Given problem:
Reproduce the full listing below unchanged, apart from the pictures.

Input rows:
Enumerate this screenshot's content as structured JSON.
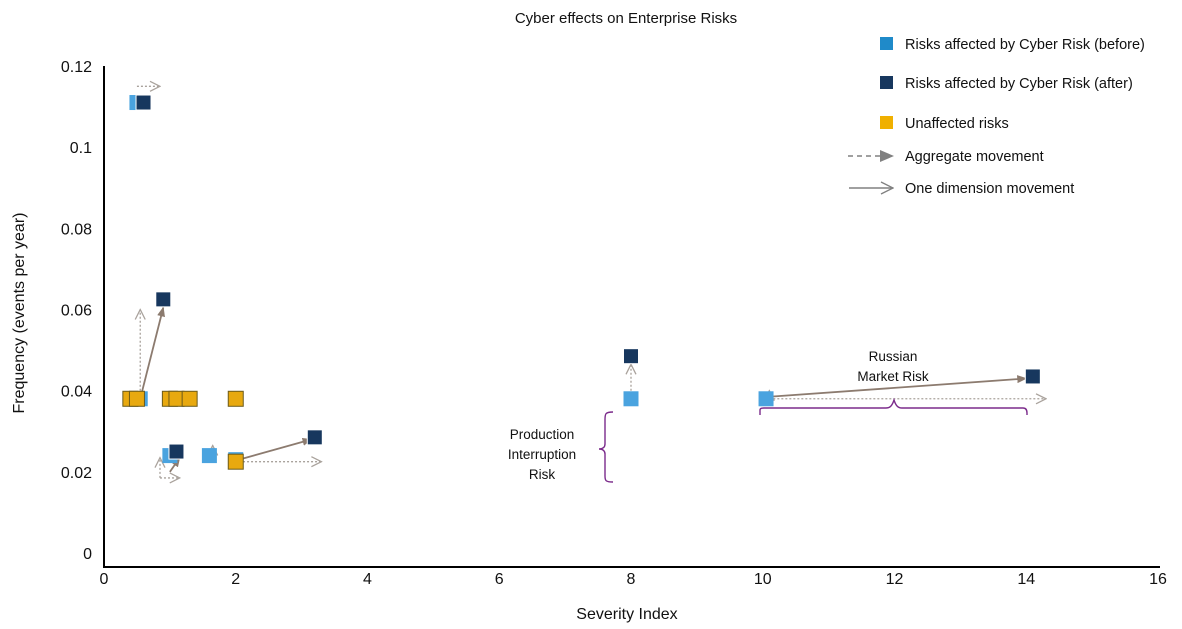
{
  "chart_data": {
    "type": "scatter",
    "title": "Cyber effects on Enterprise Risks",
    "xlabel": "Severity Index",
    "ylabel": "Frequency (events per year)",
    "xlim": [
      0,
      16
    ],
    "ylim": [
      0,
      0.12
    ],
    "xticks": [
      0,
      2,
      4,
      6,
      8,
      10,
      12,
      14,
      16
    ],
    "xtick_labels": [
      "0",
      "2",
      "4",
      "6",
      "8",
      "10",
      "12",
      "14",
      "16"
    ],
    "yticks": [
      0,
      0.02,
      0.04,
      0.06,
      0.08,
      0.1,
      0.12
    ],
    "ytick_labels": [
      "0",
      "0.02",
      "0.04",
      "0.06",
      "0.08",
      "0.1",
      "0.12"
    ],
    "grid": false,
    "legend_position": "top-right",
    "colors": {
      "before": "#4aa3df",
      "after": "#17375e",
      "unaffected": "#e8a90f",
      "arrow": "#8c7b6f",
      "bracket": "#7b2b8b"
    },
    "legend": [
      {
        "label": "Risks affected by Cyber Risk (before)",
        "marker": "square",
        "color": "#1f8ac9"
      },
      {
        "label": "Risks affected by Cyber Risk (after)",
        "marker": "square",
        "color": "#17375e"
      },
      {
        "label": "Unaffected risks",
        "marker": "square",
        "color": "#f0b000"
      },
      {
        "label": "Aggregate movement",
        "marker": "dashed-arrow",
        "color": "#8a8a8a"
      },
      {
        "label": "One dimension movement",
        "marker": "open-arrow",
        "color": "#8a8a8a"
      }
    ],
    "series": [
      {
        "name": "Risks affected by Cyber Risk (before)",
        "points": [
          {
            "x": 0.5,
            "y": 0.111
          },
          {
            "x": 0.55,
            "y": 0.038
          },
          {
            "x": 1.0,
            "y": 0.024
          },
          {
            "x": 1.6,
            "y": 0.024
          },
          {
            "x": 2.0,
            "y": 0.023
          },
          {
            "x": 8.0,
            "y": 0.038
          },
          {
            "x": 10.05,
            "y": 0.038
          }
        ]
      },
      {
        "name": "Risks affected by Cyber Risk (after)",
        "points": [
          {
            "x": 0.6,
            "y": 0.111
          },
          {
            "x": 0.9,
            "y": 0.0625
          },
          {
            "x": 1.1,
            "y": 0.025
          },
          {
            "x": 3.2,
            "y": 0.0285
          },
          {
            "x": 8.0,
            "y": 0.0485
          },
          {
            "x": 14.1,
            "y": 0.0435
          }
        ]
      },
      {
        "name": "Unaffected risks",
        "points": [
          {
            "x": 0.4,
            "y": 0.038
          },
          {
            "x": 0.5,
            "y": 0.038
          },
          {
            "x": 1.0,
            "y": 0.038
          },
          {
            "x": 1.1,
            "y": 0.038
          },
          {
            "x": 1.3,
            "y": 0.038
          },
          {
            "x": 2.0,
            "y": 0.038
          },
          {
            "x": 2.0,
            "y": 0.0225
          }
        ]
      }
    ],
    "movements": [
      {
        "kind": "aggregate",
        "from": [
          0.55,
          0.038
        ],
        "to": [
          0.9,
          0.0605
        ]
      },
      {
        "kind": "one-dimension",
        "from": [
          0.55,
          0.038
        ],
        "to": [
          0.55,
          0.06
        ]
      },
      {
        "kind": "one-dimension",
        "from": [
          0.5,
          0.115
        ],
        "to": [
          0.85,
          0.115
        ]
      },
      {
        "kind": "aggregate",
        "from": [
          1.0,
          0.02
        ],
        "to": [
          1.15,
          0.0235
        ]
      },
      {
        "kind": "one-dimension",
        "from": [
          0.85,
          0.0185
        ],
        "to": [
          0.85,
          0.0235
        ]
      },
      {
        "kind": "one-dimension",
        "from": [
          0.85,
          0.0185
        ],
        "to": [
          1.15,
          0.0185
        ]
      },
      {
        "kind": "one-dimension",
        "from": [
          1.65,
          0.0225
        ],
        "to": [
          1.65,
          0.0265
        ]
      },
      {
        "kind": "aggregate",
        "from": [
          2.05,
          0.023
        ],
        "to": [
          3.15,
          0.028
        ]
      },
      {
        "kind": "one-dimension",
        "from": [
          2.05,
          0.0225
        ],
        "to": [
          3.3,
          0.0225
        ]
      },
      {
        "kind": "one-dimension",
        "from": [
          8.0,
          0.038
        ],
        "to": [
          8.0,
          0.0465
        ]
      },
      {
        "kind": "aggregate",
        "from": [
          10.1,
          0.0385
        ],
        "to": [
          14.0,
          0.043
        ]
      },
      {
        "kind": "one-dimension",
        "from": [
          10.1,
          0.038
        ],
        "to": [
          14.3,
          0.038
        ]
      },
      {
        "kind": "one-dimension",
        "from": [
          10.1,
          0.0375
        ],
        "to": [
          10.1,
          0.04
        ]
      }
    ],
    "annotations": [
      {
        "id": "production",
        "lines": [
          "Production",
          "Interruption",
          "Risk"
        ]
      },
      {
        "id": "russian",
        "lines": [
          "Russian",
          "Market Risk"
        ]
      }
    ]
  }
}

Solution for this problem:
Enumerate this screenshot's content as structured JSON.
{
  "chart_data": {
    "type": "scatter",
    "title": "Cyber effects on Enterprise Risks",
    "xlabel": "Severity Index",
    "ylabel": "Frequency (events per year)",
    "xlim": [
      0,
      16
    ],
    "ylim": [
      0,
      0.12
    ],
    "xticks": [
      0,
      2,
      4,
      6,
      8,
      10,
      12,
      14,
      16
    ],
    "xtick_labels": [
      "0",
      "2",
      "4",
      "6",
      "8",
      "10",
      "12",
      "14",
      "16"
    ],
    "yticks": [
      0,
      0.02,
      0.04,
      0.06,
      0.08,
      0.1,
      0.12
    ],
    "ytick_labels": [
      "0",
      "0.02",
      "0.04",
      "0.06",
      "0.08",
      "0.1",
      "0.12"
    ],
    "grid": false,
    "legend_position": "top-right",
    "colors": {
      "before": "#4aa3df",
      "after": "#17375e",
      "unaffected": "#e8a90f",
      "arrow": "#8c7b6f",
      "bracket": "#7b2b8b"
    },
    "legend": [
      {
        "label": "Risks affected by Cyber Risk (before)",
        "marker": "square",
        "color": "#1f8ac9"
      },
      {
        "label": "Risks affected by Cyber Risk (after)",
        "marker": "square",
        "color": "#17375e"
      },
      {
        "label": "Unaffected risks",
        "marker": "square",
        "color": "#f0b000"
      },
      {
        "label": "Aggregate movement",
        "marker": "dashed-arrow",
        "color": "#8a8a8a"
      },
      {
        "label": "One dimension movement",
        "marker": "open-arrow",
        "color": "#8a8a8a"
      }
    ],
    "series": [
      {
        "name": "Risks affected by Cyber Risk (before)",
        "points": [
          {
            "x": 0.5,
            "y": 0.111
          },
          {
            "x": 0.55,
            "y": 0.038
          },
          {
            "x": 1.0,
            "y": 0.024
          },
          {
            "x": 1.6,
            "y": 0.024
          },
          {
            "x": 2.0,
            "y": 0.023
          },
          {
            "x": 8.0,
            "y": 0.038
          },
          {
            "x": 10.05,
            "y": 0.038
          }
        ]
      },
      {
        "name": "Risks affected by Cyber Risk (after)",
        "points": [
          {
            "x": 0.6,
            "y": 0.111
          },
          {
            "x": 0.9,
            "y": 0.0625
          },
          {
            "x": 1.1,
            "y": 0.025
          },
          {
            "x": 3.2,
            "y": 0.0285
          },
          {
            "x": 8.0,
            "y": 0.0485
          },
          {
            "x": 14.1,
            "y": 0.0435
          }
        ]
      },
      {
        "name": "Unaffected risks",
        "points": [
          {
            "x": 0.4,
            "y": 0.038
          },
          {
            "x": 0.5,
            "y": 0.038
          },
          {
            "x": 1.0,
            "y": 0.038
          },
          {
            "x": 1.1,
            "y": 0.038
          },
          {
            "x": 1.3,
            "y": 0.038
          },
          {
            "x": 2.0,
            "y": 0.038
          },
          {
            "x": 2.0,
            "y": 0.0225
          }
        ]
      }
    ],
    "movements": [
      {
        "kind": "aggregate",
        "from": [
          0.55,
          0.038
        ],
        "to": [
          0.9,
          0.0605
        ]
      },
      {
        "kind": "one-dimension",
        "from": [
          0.55,
          0.038
        ],
        "to": [
          0.55,
          0.06
        ]
      },
      {
        "kind": "one-dimension",
        "from": [
          0.5,
          0.115
        ],
        "to": [
          0.85,
          0.115
        ]
      },
      {
        "kind": "aggregate",
        "from": [
          1.0,
          0.02
        ],
        "to": [
          1.15,
          0.0235
        ]
      },
      {
        "kind": "one-dimension",
        "from": [
          0.85,
          0.0185
        ],
        "to": [
          0.85,
          0.0235
        ]
      },
      {
        "kind": "one-dimension",
        "from": [
          0.85,
          0.0185
        ],
        "to": [
          1.15,
          0.0185
        ]
      },
      {
        "kind": "one-dimension",
        "from": [
          1.65,
          0.0225
        ],
        "to": [
          1.65,
          0.0265
        ]
      },
      {
        "kind": "aggregate",
        "from": [
          2.05,
          0.023
        ],
        "to": [
          3.15,
          0.028
        ]
      },
      {
        "kind": "one-dimension",
        "from": [
          2.05,
          0.0225
        ],
        "to": [
          3.3,
          0.0225
        ]
      },
      {
        "kind": "one-dimension",
        "from": [
          8.0,
          0.038
        ],
        "to": [
          8.0,
          0.0465
        ]
      },
      {
        "kind": "aggregate",
        "from": [
          10.1,
          0.0385
        ],
        "to": [
          14.0,
          0.043
        ]
      },
      {
        "kind": "one-dimension",
        "from": [
          10.1,
          0.038
        ],
        "to": [
          14.3,
          0.038
        ]
      },
      {
        "kind": "one-dimension",
        "from": [
          10.1,
          0.0375
        ],
        "to": [
          10.1,
          0.04
        ]
      }
    ],
    "annotations": [
      {
        "id": "production",
        "lines": [
          "Production",
          "Interruption",
          "Risk"
        ]
      },
      {
        "id": "russian",
        "lines": [
          "Russian",
          "Market Risk"
        ]
      }
    ]
  }
}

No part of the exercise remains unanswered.